→ **Material for the task**:
%%
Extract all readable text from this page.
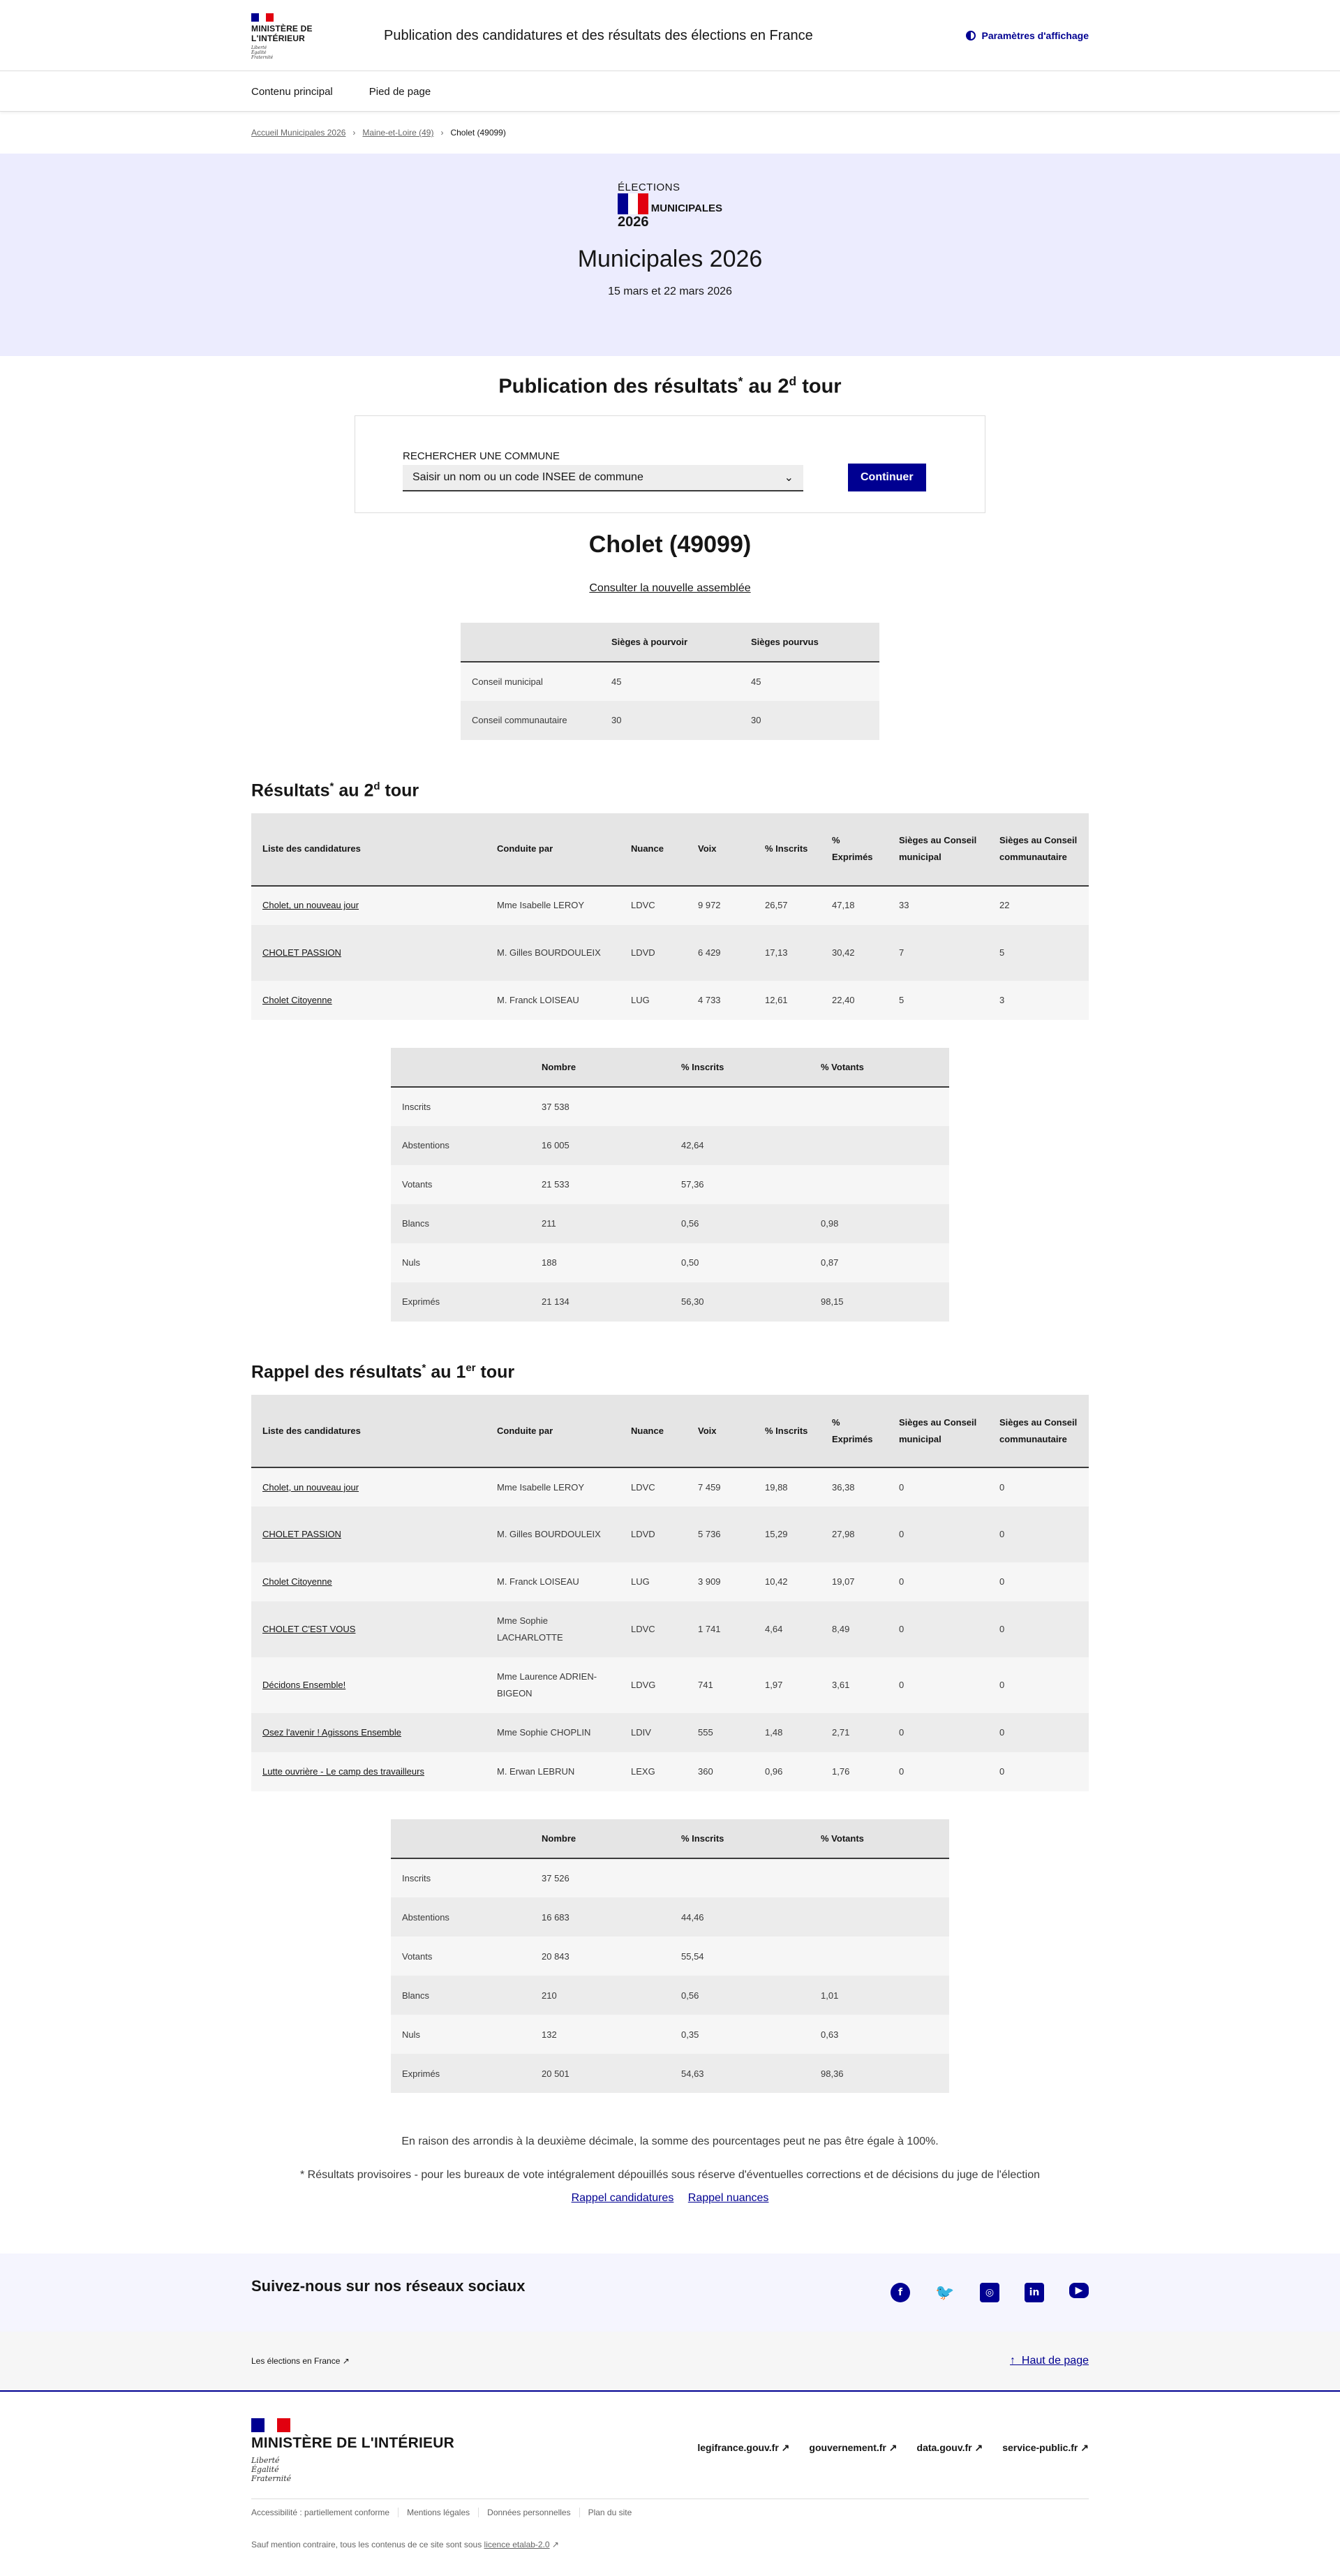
MINISTÈRE DE L'INTÉRIEUR
Liberté
Égalité
Fraternité
Publication des candidatures et des résultats des élections en France	Paramètres d'affichage
Contenu principal	Pied de page
Accueil Municipales 2026 › Maine-et-Loire (49) › Cholet (49099)
ÉLECTIONS
MUNICIPALES
2026
Municipales 2026
15 mars et 22 mars 2026
Publication des résultats* au 2$^d$ tour
RECHERCHER UNE COMMUNE
Saisir un nom ou un code INSEE de commune	⌄	Continuer
Cholet (49099)
Consulter la nouvelle assemblée
	Sièges à pourvoir	Sièges pourvus
Conseil municipal	45	45
Conseil communautaire	30	30
Résultats* au 2$^d$ tour
Liste des candidatures	Conduite par	Nuance	Voix	% Inscrits	% Exprimés	Sièges au Conseil municipal	Sièges au Conseil communautaire
Cholet, un nouveau jour	Mme Isabelle LEROY	LDVC	9 972	26,57	47,18	33	22
CHOLET PASSION	M. Gilles BOURDOULEIX	LDVD	6 429	17,13	30,42	7	5
Cholet Citoyenne	M. Franck LOISEAU	LUG	4 733	12,61	22,40	5	3
	Nombre	% Inscrits	% Votants
Inscrits	37 538		
Abstentions	16 005	42,64	
Votants	21 533	57,36	
Blancs	211	0,56	0,98
Nuls	188	0,50	0,87
Exprimés	21 134	56,30	98,15
Rappel des résultats* au 1er tour
Liste des candidatures	Conduite par	Nuance	Voix	% Inscrits	% Exprimés	Sièges au Conseil municipal	Sièges au Conseil communautaire
Cholet, un nouveau jour	Mme Isabelle LEROY	LDVC	7 459	19,88	36,38	0	0
CHOLET PASSION	M. Gilles BOURDOULEIX	LDVD	5 736	15,29	27,98	0	0
Cholet Citoyenne	M. Franck LOISEAU	LUG	3 909	10,42	19,07	0	0
CHOLET C'EST VOUS	Mme Sophie LACHARLOTTE	LDVC	1 741	4,64	8,49	0	0
Décidons Ensemble!	Mme Laurence ADRIEN-BIGEON	LDVG	741	1,97	3,61	0	0
Osez l'avenir ! Agissons Ensemble	Mme Sophie CHOPLIN	LDIV	555	1,48	2,71	0	0
Lutte ouvrière - Le camp des travailleurs	M. Erwan LEBRUN	LEXG	360	0,96	1,76	0	0
	Nombre	% Inscrits	% Votants
Inscrits	37 526		
Abstentions	16 683	44,46	
Votants	20 843	55,54	
Blancs	210	0,56	1,01
Nuls	132	0,35	0,63
Exprimés	20 501	54,63	98,36
En raison des arrondis à la deuxième décimale, la somme des pourcentages peut ne pas être égale à 100%.
* Résultats provisoires - pour les bureaux de vote intégralement dépouillés sous réserve d'éventuelles corrections et de décisions du juge de l'élection
Rappel candidatures Rappel nuances
Suivez-nous sur nos réseaux sociaux	f	🐦	◎	in	▶
Les élections en France ↗	↑ Haut de page
MINISTÈRE DE L'INTÉRIEUR
Liberté
Égalité
Fraternité
legifrance.gouv.fr ↗ gouvernement.fr ↗ data.gouv.fr ↗ service-public.fr ↗
Accessibilité : partiellement conforme	Mentions légales	Données personnelles	Plan du site
Sauf mention contraire, tous les contenus de ce site sont sous licence etalab-2.0 ↗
%%
→ **What needs to be done**:
Look for the word "nouveau" in every line of the listing and copy the lines that have it.

→ **Expected answer**:
Cholet, un nouveau jour	Mme Isabelle LEROY	LDVC	9 972	26,57	47,18	33	22
Cholet, un nouveau jour	Mme Isabelle LEROY	LDVC	7 459	19,88	36,38	0	0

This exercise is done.